(A block of data)
• • •

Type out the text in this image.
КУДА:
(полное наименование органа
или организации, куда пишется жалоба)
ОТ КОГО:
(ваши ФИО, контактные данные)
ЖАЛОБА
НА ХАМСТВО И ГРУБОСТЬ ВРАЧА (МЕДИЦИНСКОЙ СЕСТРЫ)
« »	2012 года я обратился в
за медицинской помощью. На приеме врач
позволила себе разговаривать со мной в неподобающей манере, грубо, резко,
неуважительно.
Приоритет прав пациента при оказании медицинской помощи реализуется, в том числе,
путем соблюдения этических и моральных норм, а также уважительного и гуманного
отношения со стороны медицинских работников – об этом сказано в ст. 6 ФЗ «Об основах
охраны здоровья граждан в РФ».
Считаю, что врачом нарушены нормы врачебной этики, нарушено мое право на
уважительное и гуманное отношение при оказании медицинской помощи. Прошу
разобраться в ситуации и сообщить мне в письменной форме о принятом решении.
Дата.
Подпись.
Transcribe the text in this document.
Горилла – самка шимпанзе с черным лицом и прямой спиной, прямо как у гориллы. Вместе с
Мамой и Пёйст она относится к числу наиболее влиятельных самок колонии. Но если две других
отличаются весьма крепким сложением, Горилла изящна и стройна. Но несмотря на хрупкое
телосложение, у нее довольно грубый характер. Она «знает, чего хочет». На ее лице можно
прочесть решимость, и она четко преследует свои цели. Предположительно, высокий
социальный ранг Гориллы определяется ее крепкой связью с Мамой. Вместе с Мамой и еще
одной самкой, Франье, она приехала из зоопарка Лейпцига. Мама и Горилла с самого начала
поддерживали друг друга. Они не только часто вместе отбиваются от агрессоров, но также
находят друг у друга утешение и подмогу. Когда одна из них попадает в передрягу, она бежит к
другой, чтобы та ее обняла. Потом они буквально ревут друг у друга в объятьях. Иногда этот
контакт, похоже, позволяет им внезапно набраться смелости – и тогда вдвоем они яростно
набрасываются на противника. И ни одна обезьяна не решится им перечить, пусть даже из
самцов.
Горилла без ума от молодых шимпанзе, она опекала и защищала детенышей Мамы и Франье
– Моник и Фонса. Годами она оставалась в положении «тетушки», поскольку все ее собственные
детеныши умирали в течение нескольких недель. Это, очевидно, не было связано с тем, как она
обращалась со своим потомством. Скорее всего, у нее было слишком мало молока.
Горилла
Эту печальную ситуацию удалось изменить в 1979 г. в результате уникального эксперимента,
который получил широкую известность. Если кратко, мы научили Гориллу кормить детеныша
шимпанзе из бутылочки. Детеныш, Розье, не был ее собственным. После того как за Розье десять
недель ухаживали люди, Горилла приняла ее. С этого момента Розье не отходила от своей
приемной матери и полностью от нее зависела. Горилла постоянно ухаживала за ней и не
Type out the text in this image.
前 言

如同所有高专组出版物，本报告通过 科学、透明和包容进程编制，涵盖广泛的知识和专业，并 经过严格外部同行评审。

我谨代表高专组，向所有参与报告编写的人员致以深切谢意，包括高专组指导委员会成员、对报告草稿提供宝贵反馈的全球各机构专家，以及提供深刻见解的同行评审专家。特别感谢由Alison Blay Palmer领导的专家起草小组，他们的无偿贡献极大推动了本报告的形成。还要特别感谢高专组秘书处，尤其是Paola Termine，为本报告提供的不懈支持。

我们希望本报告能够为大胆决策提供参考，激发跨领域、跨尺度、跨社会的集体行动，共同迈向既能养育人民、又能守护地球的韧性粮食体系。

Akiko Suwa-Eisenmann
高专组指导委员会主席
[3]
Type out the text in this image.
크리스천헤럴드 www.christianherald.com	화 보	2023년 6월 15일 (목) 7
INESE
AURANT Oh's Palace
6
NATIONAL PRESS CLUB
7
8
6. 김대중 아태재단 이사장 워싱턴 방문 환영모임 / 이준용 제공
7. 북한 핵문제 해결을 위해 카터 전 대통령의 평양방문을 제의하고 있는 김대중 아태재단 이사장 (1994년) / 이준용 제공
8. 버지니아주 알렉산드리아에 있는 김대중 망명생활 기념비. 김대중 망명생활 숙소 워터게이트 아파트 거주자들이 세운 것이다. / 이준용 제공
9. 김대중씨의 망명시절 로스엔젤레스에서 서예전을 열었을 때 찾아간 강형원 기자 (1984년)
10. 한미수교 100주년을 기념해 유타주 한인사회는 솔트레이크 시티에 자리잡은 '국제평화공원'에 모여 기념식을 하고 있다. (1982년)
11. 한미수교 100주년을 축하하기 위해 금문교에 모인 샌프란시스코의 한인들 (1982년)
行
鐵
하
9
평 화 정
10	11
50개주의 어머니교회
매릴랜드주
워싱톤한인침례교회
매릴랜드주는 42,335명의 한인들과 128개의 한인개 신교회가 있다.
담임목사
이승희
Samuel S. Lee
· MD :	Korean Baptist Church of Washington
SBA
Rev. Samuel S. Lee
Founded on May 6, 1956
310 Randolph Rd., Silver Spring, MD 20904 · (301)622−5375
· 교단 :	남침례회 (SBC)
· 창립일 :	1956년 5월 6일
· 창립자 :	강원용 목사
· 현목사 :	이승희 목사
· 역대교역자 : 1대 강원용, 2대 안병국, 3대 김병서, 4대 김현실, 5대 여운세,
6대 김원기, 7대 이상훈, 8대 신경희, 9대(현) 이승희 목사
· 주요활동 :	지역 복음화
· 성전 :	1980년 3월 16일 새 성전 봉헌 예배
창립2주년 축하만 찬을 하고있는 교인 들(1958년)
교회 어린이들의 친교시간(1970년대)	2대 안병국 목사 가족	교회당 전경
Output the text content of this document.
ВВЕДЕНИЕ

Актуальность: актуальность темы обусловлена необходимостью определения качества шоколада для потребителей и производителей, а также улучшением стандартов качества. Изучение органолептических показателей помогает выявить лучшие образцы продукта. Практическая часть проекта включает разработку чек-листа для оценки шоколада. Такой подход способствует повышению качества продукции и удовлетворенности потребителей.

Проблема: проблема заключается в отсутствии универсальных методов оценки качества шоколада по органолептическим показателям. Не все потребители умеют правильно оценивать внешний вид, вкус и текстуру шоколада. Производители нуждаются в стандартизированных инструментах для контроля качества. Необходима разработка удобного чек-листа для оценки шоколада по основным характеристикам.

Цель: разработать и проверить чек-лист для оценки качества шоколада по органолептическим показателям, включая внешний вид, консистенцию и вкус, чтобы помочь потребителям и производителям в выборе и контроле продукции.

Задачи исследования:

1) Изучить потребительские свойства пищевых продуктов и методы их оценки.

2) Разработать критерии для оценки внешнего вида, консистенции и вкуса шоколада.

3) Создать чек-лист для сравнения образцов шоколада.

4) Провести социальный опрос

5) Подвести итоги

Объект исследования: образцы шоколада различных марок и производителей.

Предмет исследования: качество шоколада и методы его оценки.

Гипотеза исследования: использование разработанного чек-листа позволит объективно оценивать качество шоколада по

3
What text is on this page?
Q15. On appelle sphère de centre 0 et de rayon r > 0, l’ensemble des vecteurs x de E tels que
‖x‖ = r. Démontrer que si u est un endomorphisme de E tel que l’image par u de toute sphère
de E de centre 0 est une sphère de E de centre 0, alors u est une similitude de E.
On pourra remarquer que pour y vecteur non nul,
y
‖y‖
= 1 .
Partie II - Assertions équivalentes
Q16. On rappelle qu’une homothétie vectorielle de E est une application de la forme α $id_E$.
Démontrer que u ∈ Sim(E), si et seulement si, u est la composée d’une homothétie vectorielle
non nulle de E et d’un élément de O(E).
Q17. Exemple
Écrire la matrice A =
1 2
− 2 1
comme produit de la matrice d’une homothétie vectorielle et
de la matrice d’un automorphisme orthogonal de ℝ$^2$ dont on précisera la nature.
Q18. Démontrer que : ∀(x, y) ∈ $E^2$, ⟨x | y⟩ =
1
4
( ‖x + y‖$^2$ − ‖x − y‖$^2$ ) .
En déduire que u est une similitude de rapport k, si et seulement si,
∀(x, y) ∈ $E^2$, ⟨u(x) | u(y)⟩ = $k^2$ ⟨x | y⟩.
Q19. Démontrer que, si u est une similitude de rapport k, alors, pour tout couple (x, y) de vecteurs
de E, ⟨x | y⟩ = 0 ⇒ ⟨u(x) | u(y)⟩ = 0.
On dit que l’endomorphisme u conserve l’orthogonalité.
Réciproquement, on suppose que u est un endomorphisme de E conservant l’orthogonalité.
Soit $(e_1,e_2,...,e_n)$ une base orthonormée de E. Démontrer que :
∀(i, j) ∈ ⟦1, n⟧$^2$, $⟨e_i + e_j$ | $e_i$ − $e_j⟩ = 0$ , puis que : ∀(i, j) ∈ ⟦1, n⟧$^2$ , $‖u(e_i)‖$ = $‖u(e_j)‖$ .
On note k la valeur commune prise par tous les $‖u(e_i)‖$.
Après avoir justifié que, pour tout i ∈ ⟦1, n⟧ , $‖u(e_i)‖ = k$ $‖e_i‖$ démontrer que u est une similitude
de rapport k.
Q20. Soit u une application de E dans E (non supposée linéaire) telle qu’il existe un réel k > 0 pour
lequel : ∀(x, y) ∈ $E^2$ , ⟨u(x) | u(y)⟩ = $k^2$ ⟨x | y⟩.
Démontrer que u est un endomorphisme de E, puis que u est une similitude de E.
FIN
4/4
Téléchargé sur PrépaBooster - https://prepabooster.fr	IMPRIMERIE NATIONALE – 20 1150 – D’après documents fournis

• • •

### REQUIREMENT
Go over the data above and copy every line that has the word "шимпанзе" in it.

### RESPONSE FOR THIS EXERCISE
Горилла – самка шимпанзе с черным лицом и прямой спиной, прямо как у гориллы. Вместе с
Горилла без ума от молодых шимпанзе, она опекала и защищала детенышей Мамы и Франье
шимпанзе из бутылочки. Детеныш, Розье, не был ее собственным. После того как за Розье десять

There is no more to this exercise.